La Lorraine, expropriée de son destin

La Lorraine, expropriée de son destin

Focus spatial
Lorraine, Grande Région, Union européenne
Langue(s)
Français
Introduction

La Lorraine, absorbée depuis 2016 dans la Région Grand Est, est prise en tenaille, entre État français, UE, métropoles luxembourgeoise et strasbourgeoise. Ces acteurs lui imposent leurs logiques de territorialisation néolibérale congruentes.

Résumé

La Lorraine apparaît constamment soumise à des influences extérieures, du patriotisme sacrificiel de 14-18 à la mode d'une métropolisation copier-coller aujourd'hui. Incapable d'impulser un développement endogène, trop inféodée à des puissances extérieures écrasantes, la Lorraine n'existe désormais même plus en tant que région administrative. Victime de l'influence territorialisante de la pensée néolibérale, ne reste plus qu'un territoire décousu, banlieue de Luxembourg et espace voué à accueillir des déchets nucléaires ultimes. Ses élus et ses élites s'emploient à légitimer après coup et à accompagner ces évolutions exogènes.

Travail à effectuer ::
**A.** Pour chacune de ces affirmations, indiquez par oui ou par non si elle s'accorde avec le texte sur la Lorraine, en citant les mots décisifs du texte : (i) la Lorraine fait partie de la Région Grand Est depuis 2016 ; (ii) la Lorraine existe toujours en tant que région administrative ; (iii) les élus et les élites lorrains s'opposent aux évolutions exogènes.
**B.** Recopiez à l'identique le passage du texte sur la Lorraine qui va de « La Lorraine, absorbée » à « ces évolutions exogènes. ».

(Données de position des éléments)
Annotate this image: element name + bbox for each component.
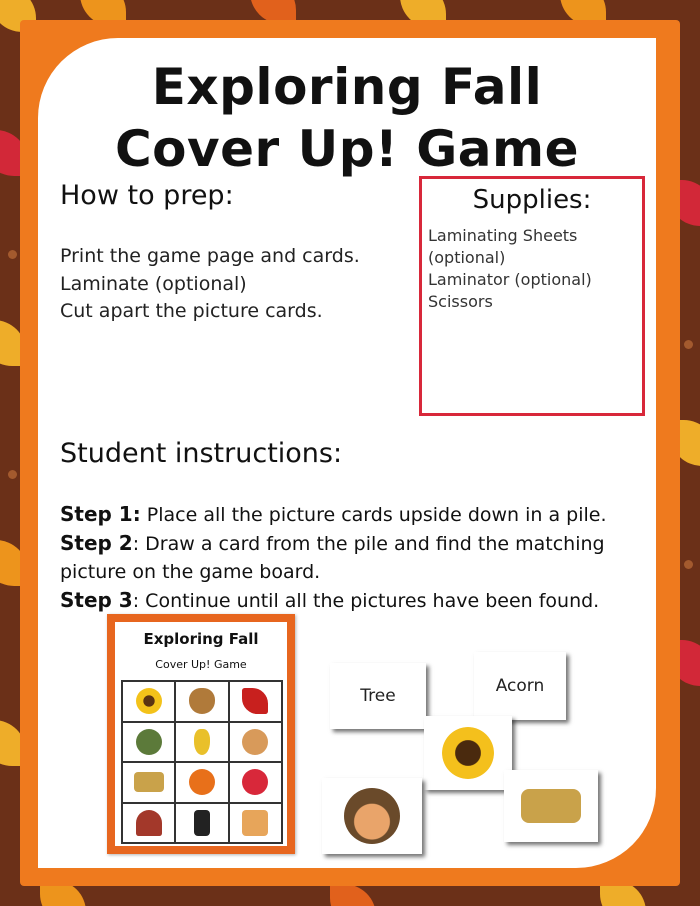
board-cell — [175, 681, 228, 722]
student-instructions-heading: Student instructions: — [60, 438, 343, 469]
step-label: Step 3 — [60, 588, 133, 612]
step-3 — [60, 586, 650, 615]
prep-item: Laminate (optional) — [60, 272, 247, 295]
turkey-icon — [136, 729, 162, 755]
game-board-preview — [107, 614, 295, 854]
board-cell — [229, 762, 282, 803]
step-1 — [60, 500, 650, 529]
board-subtitle: Cover Up! Game — [155, 658, 247, 671]
title-line-1: Exploring Fall — [151, 58, 543, 116]
card-scarecrow — [322, 778, 422, 854]
acorn-icon — [189, 688, 215, 714]
supply-item: Laminator (optional) — [428, 270, 592, 289]
board-cell — [175, 722, 228, 763]
card-acorn — [474, 652, 566, 720]
dot-decoration — [8, 250, 17, 259]
prep-heading: How to prep: — [60, 180, 234, 211]
card-hay-bale — [504, 770, 598, 842]
hay-bale-icon — [134, 772, 164, 792]
sunflower-icon — [136, 688, 162, 714]
board-cell — [122, 681, 175, 722]
card-tree — [330, 663, 426, 729]
supplies-heading: Supplies: — [472, 185, 592, 215]
prep-list — [60, 243, 360, 326]
sunflower-icon — [442, 727, 494, 779]
dot-decoration — [684, 560, 693, 569]
supplies-box — [419, 176, 645, 416]
board-title: Exploring Fall — [143, 630, 259, 648]
boots-icon — [194, 810, 210, 836]
apple-icon — [242, 769, 268, 795]
supplies-list — [422, 215, 642, 313]
step-text: Place all the picture cards upside down in a pile. — [140, 504, 607, 526]
step-2 — [60, 529, 650, 586]
pumpkin-icon — [189, 769, 215, 795]
scarecrow-icon — [242, 729, 268, 755]
supply-item: Scissors — [428, 292, 493, 311]
maple-leaf-icon — [242, 688, 268, 714]
instruction-page — [38, 38, 656, 868]
prep-item: Cut apart the picture cards. — [60, 300, 323, 322]
board-cell — [122, 803, 175, 844]
board-grid — [121, 680, 283, 844]
board-cell — [175, 762, 228, 803]
page-title — [38, 56, 656, 180]
card-label: Acorn — [495, 676, 545, 696]
prep-item: Print the game page and cards. — [60, 245, 360, 267]
board-cell — [229, 681, 282, 722]
title-line-2: Cover Up! Game — [114, 120, 579, 178]
board-cell — [229, 803, 282, 844]
hay-bale-icon — [521, 789, 581, 823]
leaf-icon — [330, 884, 376, 906]
corn-icon — [194, 729, 210, 755]
step-text: : Draw a card from the pile and find the matching picture on the game board. — [60, 533, 605, 583]
tree-icon — [136, 810, 162, 836]
board-cell — [122, 762, 175, 803]
supply-item: Laminating Sheets (optional) — [428, 226, 578, 267]
game-board-sheet — [115, 622, 287, 846]
board-cell — [122, 722, 175, 763]
scarecrow-icon — [344, 788, 400, 844]
dot-decoration — [684, 340, 693, 349]
step-label: Step 2 — [60, 531, 133, 555]
steps-list — [60, 500, 650, 615]
step-label: Step 1: — [60, 502, 141, 526]
dot-decoration — [8, 470, 17, 479]
pie-icon — [242, 810, 268, 836]
step-text: : Continue until all the pictures have been found. — [132, 590, 600, 612]
card-sunflower — [424, 716, 512, 790]
card-label: Tree — [360, 686, 396, 706]
board-cell — [175, 803, 228, 844]
board-cell — [229, 722, 282, 763]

Résultats par consigne ::
**A.**
(i) Oui : « La Lorraine, absorbée depuis 2016 dans la Région Grand Est ».
(ii) Non : « la Lorraine n'existe désormais même plus en tant que région administrative ».
(iii) Non : « Ses élus et ses élites s'emploient à légitimer après coup et à accompagner ces évolutions exogènes. »

**B.**
La Lorraine, absorbée depuis 2016 dans la Région Grand Est, est prise en tenaille, entre État français, UE, métropoles luxembourgeoise et strasbourgeoise. Ces acteurs lui imposent leurs logiques de territorialisation néolibérale congruentes.

Résumé

La Lorraine apparaît constamment soumise à des influences extérieures, du patriotisme sacrificiel de 14-18 à la mode d'une métropolisation copier-coller aujourd'hui. Incapable d'impulser un développement endogène, trop inféodée à des puissances extérieures écrasantes, la Lorraine n'existe désormais même plus en tant que région administrative. Victime de l'influence territorialisante de la pensée néolibérale, ne reste plus qu'un territoire décousu, banlieue de Luxembourg et espace voué à accueillir des déchets nucléaires ultimes. Ses élus et ses élites s'emploient à légitimer après coup et à accompagner ces évolutions exogènes.